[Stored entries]
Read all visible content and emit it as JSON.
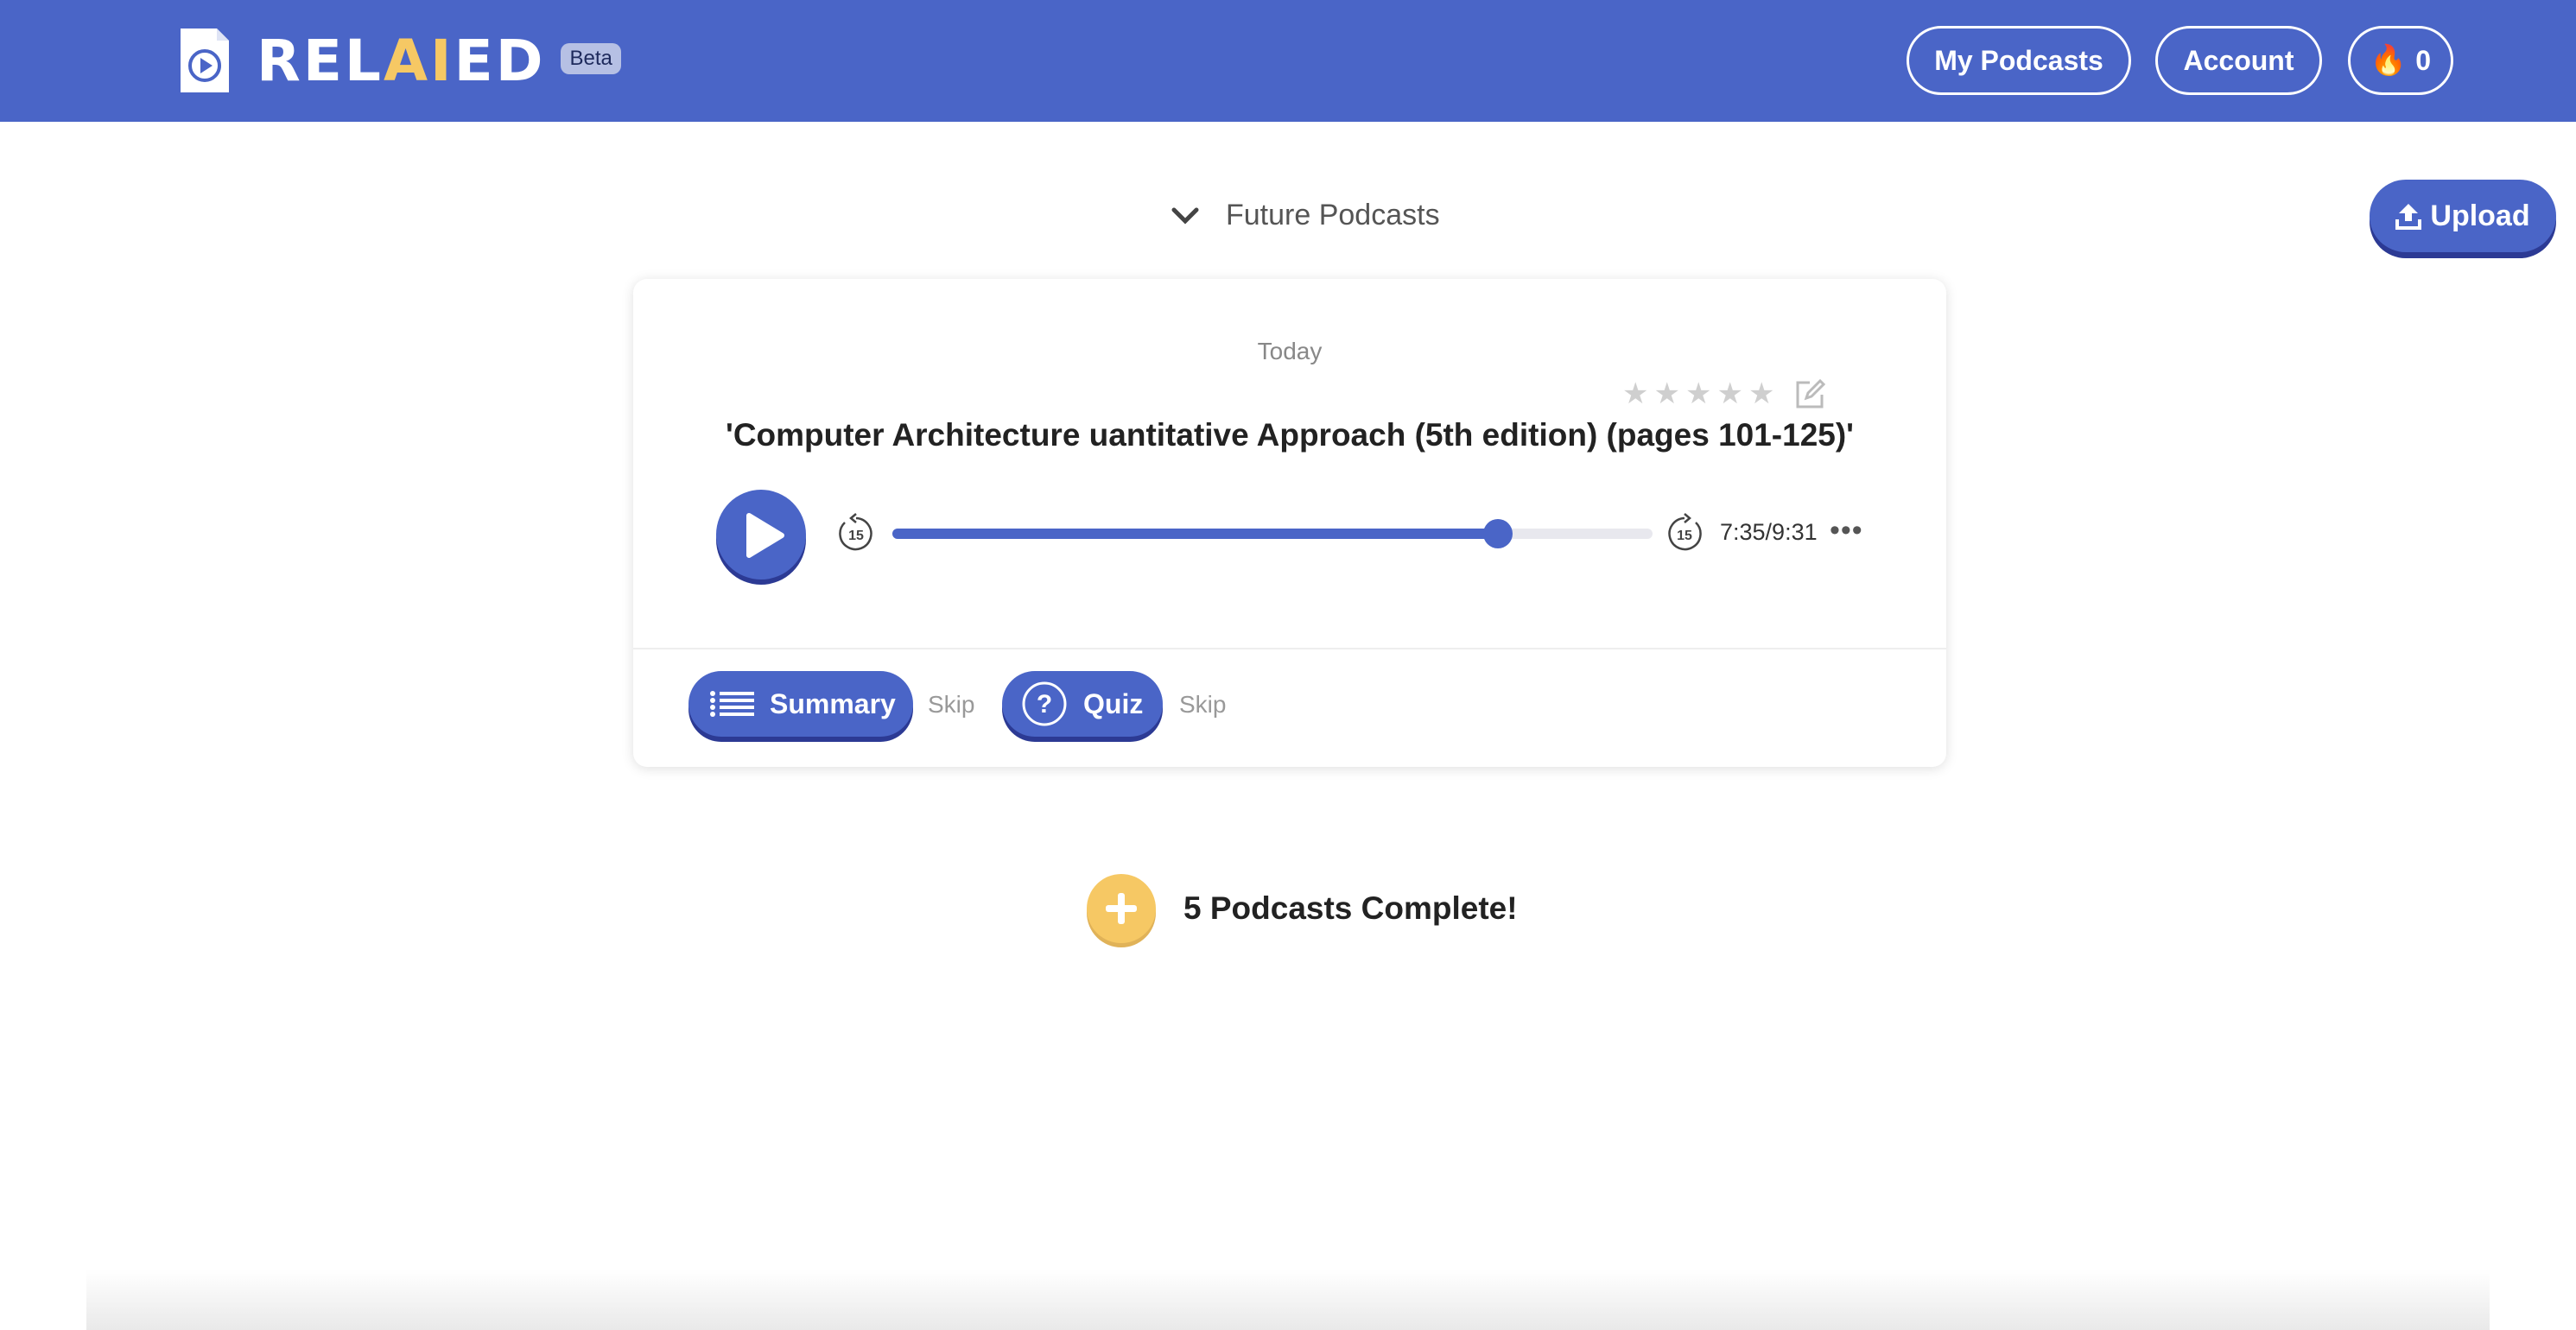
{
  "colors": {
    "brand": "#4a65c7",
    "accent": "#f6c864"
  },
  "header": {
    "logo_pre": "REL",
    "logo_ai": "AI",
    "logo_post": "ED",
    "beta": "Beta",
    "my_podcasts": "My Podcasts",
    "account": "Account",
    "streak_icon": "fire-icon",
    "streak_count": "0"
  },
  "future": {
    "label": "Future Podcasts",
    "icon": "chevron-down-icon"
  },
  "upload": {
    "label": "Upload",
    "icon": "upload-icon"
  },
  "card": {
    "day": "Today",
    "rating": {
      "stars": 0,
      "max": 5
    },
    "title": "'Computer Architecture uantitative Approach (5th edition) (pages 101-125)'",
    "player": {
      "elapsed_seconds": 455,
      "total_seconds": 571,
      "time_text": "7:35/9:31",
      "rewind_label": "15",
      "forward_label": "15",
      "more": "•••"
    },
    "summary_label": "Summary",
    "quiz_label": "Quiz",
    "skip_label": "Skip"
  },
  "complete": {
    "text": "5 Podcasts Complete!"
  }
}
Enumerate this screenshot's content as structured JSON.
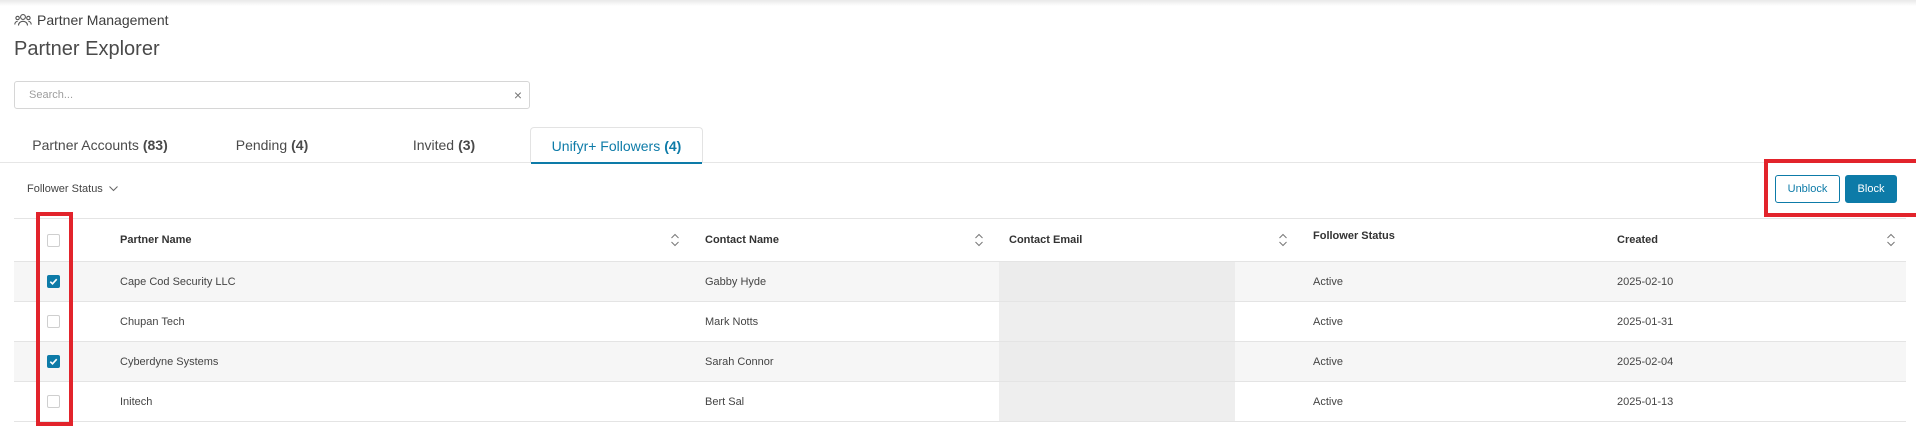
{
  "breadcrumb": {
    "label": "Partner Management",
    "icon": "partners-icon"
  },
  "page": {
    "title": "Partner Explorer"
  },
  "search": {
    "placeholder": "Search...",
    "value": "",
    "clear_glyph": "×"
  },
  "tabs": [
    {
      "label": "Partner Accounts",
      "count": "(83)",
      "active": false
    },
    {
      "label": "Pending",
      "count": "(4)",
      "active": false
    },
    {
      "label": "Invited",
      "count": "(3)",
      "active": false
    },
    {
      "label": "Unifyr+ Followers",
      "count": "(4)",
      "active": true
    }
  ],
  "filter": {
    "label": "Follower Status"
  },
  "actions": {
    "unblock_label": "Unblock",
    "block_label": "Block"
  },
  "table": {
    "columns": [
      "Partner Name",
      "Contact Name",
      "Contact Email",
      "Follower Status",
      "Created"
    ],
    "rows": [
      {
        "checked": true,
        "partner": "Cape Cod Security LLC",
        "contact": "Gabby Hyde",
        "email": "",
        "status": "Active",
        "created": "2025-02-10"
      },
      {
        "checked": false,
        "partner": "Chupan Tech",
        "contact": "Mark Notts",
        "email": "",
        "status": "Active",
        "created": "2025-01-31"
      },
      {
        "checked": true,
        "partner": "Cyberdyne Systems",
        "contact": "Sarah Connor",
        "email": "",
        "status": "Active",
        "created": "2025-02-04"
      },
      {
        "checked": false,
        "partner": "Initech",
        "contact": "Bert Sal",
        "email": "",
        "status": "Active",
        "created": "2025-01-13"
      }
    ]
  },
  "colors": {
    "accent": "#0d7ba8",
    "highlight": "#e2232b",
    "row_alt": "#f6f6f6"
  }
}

...

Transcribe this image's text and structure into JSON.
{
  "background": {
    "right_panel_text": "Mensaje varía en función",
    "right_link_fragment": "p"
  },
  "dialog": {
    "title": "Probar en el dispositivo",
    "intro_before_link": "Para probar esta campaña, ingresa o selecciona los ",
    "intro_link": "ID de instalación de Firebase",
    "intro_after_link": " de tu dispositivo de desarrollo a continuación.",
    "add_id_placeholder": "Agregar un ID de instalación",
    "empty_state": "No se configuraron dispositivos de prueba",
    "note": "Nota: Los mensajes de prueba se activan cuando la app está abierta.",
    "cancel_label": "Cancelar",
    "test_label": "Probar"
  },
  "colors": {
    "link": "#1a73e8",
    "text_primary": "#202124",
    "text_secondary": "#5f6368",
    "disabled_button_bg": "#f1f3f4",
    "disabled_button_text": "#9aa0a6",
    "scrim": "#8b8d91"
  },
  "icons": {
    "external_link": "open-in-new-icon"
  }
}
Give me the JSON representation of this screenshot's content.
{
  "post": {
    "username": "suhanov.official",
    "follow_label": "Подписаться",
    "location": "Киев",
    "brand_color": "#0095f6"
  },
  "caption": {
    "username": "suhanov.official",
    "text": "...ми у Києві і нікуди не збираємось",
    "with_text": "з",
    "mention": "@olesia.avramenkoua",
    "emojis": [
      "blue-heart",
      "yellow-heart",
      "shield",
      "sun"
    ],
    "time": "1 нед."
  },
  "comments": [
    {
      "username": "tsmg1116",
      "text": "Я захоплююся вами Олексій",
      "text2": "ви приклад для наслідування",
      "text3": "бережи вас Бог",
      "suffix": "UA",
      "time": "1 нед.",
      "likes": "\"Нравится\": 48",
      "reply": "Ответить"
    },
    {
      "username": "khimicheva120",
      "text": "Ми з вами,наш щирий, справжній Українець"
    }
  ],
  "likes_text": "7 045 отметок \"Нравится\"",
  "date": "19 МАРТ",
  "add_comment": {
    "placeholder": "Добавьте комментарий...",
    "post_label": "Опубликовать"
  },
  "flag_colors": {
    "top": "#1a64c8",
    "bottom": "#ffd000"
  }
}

### DIRECTIONS FOR THIS TASK
Go through the data and count each line that has the word "вами", then give the total alone.

### RESPONSE FOR THIS EXERCISE
2